PROBLEM:
Write out every line of the records below, reproducing each one character for character.

------ GIVEN RECORDS ------

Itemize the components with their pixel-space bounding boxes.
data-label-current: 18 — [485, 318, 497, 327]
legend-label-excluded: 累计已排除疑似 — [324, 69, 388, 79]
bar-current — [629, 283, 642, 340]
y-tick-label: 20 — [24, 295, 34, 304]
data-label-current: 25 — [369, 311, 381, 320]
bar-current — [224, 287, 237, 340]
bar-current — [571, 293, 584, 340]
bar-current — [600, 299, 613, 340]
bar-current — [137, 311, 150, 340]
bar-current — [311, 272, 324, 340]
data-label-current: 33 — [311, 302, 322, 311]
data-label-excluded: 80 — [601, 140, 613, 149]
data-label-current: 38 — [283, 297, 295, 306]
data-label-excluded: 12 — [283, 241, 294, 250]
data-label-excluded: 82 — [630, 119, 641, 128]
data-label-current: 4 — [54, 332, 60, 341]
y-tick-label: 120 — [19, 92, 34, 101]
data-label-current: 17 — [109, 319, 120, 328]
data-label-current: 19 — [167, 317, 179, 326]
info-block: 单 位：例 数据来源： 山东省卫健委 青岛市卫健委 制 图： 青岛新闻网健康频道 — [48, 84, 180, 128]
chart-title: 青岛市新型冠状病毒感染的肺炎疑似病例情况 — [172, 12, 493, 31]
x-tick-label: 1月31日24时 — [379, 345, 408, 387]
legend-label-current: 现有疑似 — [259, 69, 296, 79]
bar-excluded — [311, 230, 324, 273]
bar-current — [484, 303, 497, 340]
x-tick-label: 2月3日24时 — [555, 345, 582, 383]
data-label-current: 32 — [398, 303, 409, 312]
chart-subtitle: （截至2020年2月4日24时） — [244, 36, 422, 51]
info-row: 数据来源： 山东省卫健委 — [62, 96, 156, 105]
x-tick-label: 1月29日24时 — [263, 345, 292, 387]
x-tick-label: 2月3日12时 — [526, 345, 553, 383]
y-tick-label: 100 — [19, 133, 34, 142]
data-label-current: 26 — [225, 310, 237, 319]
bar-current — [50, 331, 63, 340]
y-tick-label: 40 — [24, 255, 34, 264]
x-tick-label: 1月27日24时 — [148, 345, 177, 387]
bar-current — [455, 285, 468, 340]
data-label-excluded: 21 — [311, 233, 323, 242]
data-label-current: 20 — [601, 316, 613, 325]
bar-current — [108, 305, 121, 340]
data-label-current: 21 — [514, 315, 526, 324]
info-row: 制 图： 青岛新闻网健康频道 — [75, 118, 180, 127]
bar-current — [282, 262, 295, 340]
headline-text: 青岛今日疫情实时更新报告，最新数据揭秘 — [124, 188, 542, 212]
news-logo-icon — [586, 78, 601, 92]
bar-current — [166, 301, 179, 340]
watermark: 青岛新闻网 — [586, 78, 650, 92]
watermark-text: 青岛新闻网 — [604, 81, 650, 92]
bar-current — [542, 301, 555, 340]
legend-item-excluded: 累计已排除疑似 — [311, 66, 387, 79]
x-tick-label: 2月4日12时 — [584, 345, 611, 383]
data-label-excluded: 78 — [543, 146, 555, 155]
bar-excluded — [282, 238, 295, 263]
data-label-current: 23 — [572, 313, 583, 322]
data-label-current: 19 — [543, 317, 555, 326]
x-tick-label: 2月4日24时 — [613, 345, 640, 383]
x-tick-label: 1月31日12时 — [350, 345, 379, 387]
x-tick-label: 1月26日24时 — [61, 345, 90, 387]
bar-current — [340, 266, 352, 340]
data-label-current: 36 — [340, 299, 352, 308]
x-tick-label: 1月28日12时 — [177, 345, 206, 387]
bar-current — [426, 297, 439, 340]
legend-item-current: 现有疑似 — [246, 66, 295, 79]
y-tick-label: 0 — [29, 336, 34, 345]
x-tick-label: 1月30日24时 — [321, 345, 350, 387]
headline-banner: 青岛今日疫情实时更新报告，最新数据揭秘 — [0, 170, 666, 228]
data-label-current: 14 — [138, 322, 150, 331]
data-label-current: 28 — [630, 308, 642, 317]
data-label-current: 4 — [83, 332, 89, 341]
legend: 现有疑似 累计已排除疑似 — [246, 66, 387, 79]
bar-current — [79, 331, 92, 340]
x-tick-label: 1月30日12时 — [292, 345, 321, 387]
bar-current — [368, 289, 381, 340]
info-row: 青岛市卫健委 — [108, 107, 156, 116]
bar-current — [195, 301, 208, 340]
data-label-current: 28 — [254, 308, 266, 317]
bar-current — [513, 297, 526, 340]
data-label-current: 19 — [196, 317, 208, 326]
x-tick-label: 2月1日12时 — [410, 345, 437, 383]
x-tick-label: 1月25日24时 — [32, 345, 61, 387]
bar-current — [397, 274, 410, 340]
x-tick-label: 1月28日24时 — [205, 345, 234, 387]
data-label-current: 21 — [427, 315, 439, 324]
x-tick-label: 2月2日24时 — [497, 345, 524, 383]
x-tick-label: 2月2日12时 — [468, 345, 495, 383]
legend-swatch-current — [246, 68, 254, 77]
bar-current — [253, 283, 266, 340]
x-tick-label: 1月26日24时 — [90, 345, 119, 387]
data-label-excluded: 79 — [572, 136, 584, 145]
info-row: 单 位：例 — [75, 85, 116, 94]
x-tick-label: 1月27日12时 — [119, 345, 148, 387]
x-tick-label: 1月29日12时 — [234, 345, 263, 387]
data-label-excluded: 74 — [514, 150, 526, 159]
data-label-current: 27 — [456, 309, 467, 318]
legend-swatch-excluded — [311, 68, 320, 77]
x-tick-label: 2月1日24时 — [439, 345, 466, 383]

------

EXPECTED ANSWER:
Itemize the components with their pixel-space bounding boxes.
data-label-current: 18 — [485, 318, 497, 327]
legend-label-excluded: 累计已排除疑似 — [324, 69, 388, 79]
bar-current — [629, 283, 642, 340]
y-tick-label: 20 — [24, 295, 34, 304]
data-label-current: 25 — [369, 311, 381, 320]
bar-current — [224, 287, 237, 340]
bar-current — [571, 293, 584, 340]
bar-current — [600, 299, 613, 340]
bar-current — [137, 311, 150, 340]
bar-current — [311, 272, 324, 340]
data-label-current: 33 — [311, 302, 322, 311]
data-label-excluded: 80 — [601, 140, 613, 149]
data-label-current: 38 — [283, 297, 295, 306]
data-label-excluded: 12 — [283, 241, 294, 250]
data-label-excluded: 82 — [630, 119, 641, 128]
data-label-current: 4 — [54, 332, 60, 341]
y-tick-label: 120 — [19, 92, 34, 101]
data-label-current: 17 — [109, 319, 120, 328]
data-label-current: 19 — [167, 317, 179, 326]
info-block: 单 位：例 数据来源： 山东省卫健委 青岛市卫健委 制 图： 青岛新闻网健康频道 — [48, 84, 180, 128]
chart-title: 青岛市新型冠状病毒感染的肺炎疑似病例情况 — [172, 12, 493, 31]
x-tick-label: 1月31日24时 — [379, 345, 408, 387]
legend-label-current: 现有疑似 — [259, 69, 296, 79]
bar-excluded — [311, 230, 324, 273]
bar-current — [484, 303, 497, 340]
x-tick-label: 2月3日24时 — [555, 345, 582, 383]
data-label-current: 32 — [398, 303, 409, 312]
chart-subtitle: （截至2020年2月4日24时） — [244, 36, 422, 51]
info-row: 数据来源： 山东省卫健委 — [62, 96, 156, 105]
x-tick-label: 1月29日24时 — [263, 345, 292, 387]
x-tick-label: 2月3日12时 — [526, 345, 553, 383]
y-tick-label: 100 — [19, 133, 34, 142]
data-label-current: 26 — [225, 310, 237, 319]
bar-current — [50, 331, 63, 340]
y-tick-label: 40 — [24, 255, 34, 264]
x-tick-label: 1月27日24时 — [148, 345, 177, 387]
bar-current — [455, 285, 468, 340]
data-label-excluded: 21 — [311, 233, 323, 242]
data-label-current: 20 — [601, 316, 613, 325]
bar-current — [108, 305, 121, 340]
data-label-current: 21 — [514, 315, 526, 324]
info-row: 制 图： 青岛新闻网健康频道 — [75, 118, 180, 127]
bar-current — [282, 262, 295, 340]
headline-text: 青岛今日疫情实时更新报告，最新数据揭秘 — [124, 188, 542, 212]
news-logo-icon — [586, 78, 601, 92]
bar-current — [166, 301, 179, 340]
watermark: 青岛新闻网 — [586, 78, 650, 92]
watermark-text: 青岛新闻网 — [604, 81, 650, 92]
bar-current — [542, 301, 555, 340]
legend-item-excluded: 累计已排除疑似 — [311, 66, 387, 79]
x-tick-label: 2月4日12时 — [584, 345, 611, 383]
data-label-excluded: 78 — [543, 146, 555, 155]
bar-excluded — [282, 238, 295, 263]
data-label-current: 23 — [572, 313, 583, 322]
data-label-current: 19 — [543, 317, 555, 326]
x-tick-label: 2月4日24时 — [613, 345, 640, 383]
x-tick-label: 1月31日12时 — [350, 345, 379, 387]
x-tick-label: 1月26日24时 — [61, 345, 90, 387]
bar-current — [340, 266, 352, 340]
data-label-current: 36 — [340, 299, 352, 308]
x-tick-label: 1月28日12时 — [177, 345, 206, 387]
bar-current — [426, 297, 439, 340]
legend-item-current: 现有疑似 — [246, 66, 295, 79]
y-tick-label: 0 — [29, 336, 34, 345]
x-tick-label: 1月30日24时 — [321, 345, 350, 387]
headline-banner: 青岛今日疫情实时更新报告，最新数据揭秘 — [0, 170, 666, 228]
data-label-current: 14 — [138, 322, 150, 331]
data-label-current: 28 — [630, 308, 642, 317]
data-label-current: 4 — [83, 332, 89, 341]
legend: 现有疑似 累计已排除疑似 — [246, 66, 387, 79]
bar-current — [79, 331, 92, 340]
x-tick-label: 1月30日12时 — [292, 345, 321, 387]
bar-current — [368, 289, 381, 340]
info-row: 青岛市卫健委 — [108, 107, 156, 116]
bar-current — [195, 301, 208, 340]
data-label-current: 28 — [254, 308, 266, 317]
bar-current — [513, 297, 526, 340]
data-label-current: 19 — [196, 317, 208, 326]
x-tick-label: 2月1日12时 — [410, 345, 437, 383]
x-tick-label: 1月25日24时 — [32, 345, 61, 387]
bar-current — [397, 274, 410, 340]
x-tick-label: 1月28日24时 — [205, 345, 234, 387]
data-label-current: 21 — [427, 315, 439, 324]
x-tick-label: 2月2日24时 — [497, 345, 524, 383]
x-tick-label: 2月2日12时 — [468, 345, 495, 383]
legend-swatch-current — [246, 68, 254, 77]
bar-current — [253, 283, 266, 340]
x-tick-label: 1月26日24时 — [90, 345, 119, 387]
data-label-excluded: 79 — [572, 136, 584, 145]
info-row: 单 位：例 — [75, 85, 116, 94]
x-tick-label: 1月27日12时 — [119, 345, 148, 387]
x-tick-label: 1月29日12时 — [234, 345, 263, 387]
data-label-excluded: 74 — [514, 150, 526, 159]
data-label-current: 27 — [456, 309, 467, 318]
legend-swatch-excluded — [311, 68, 320, 77]
x-tick-label: 2月1日24时 — [439, 345, 466, 383]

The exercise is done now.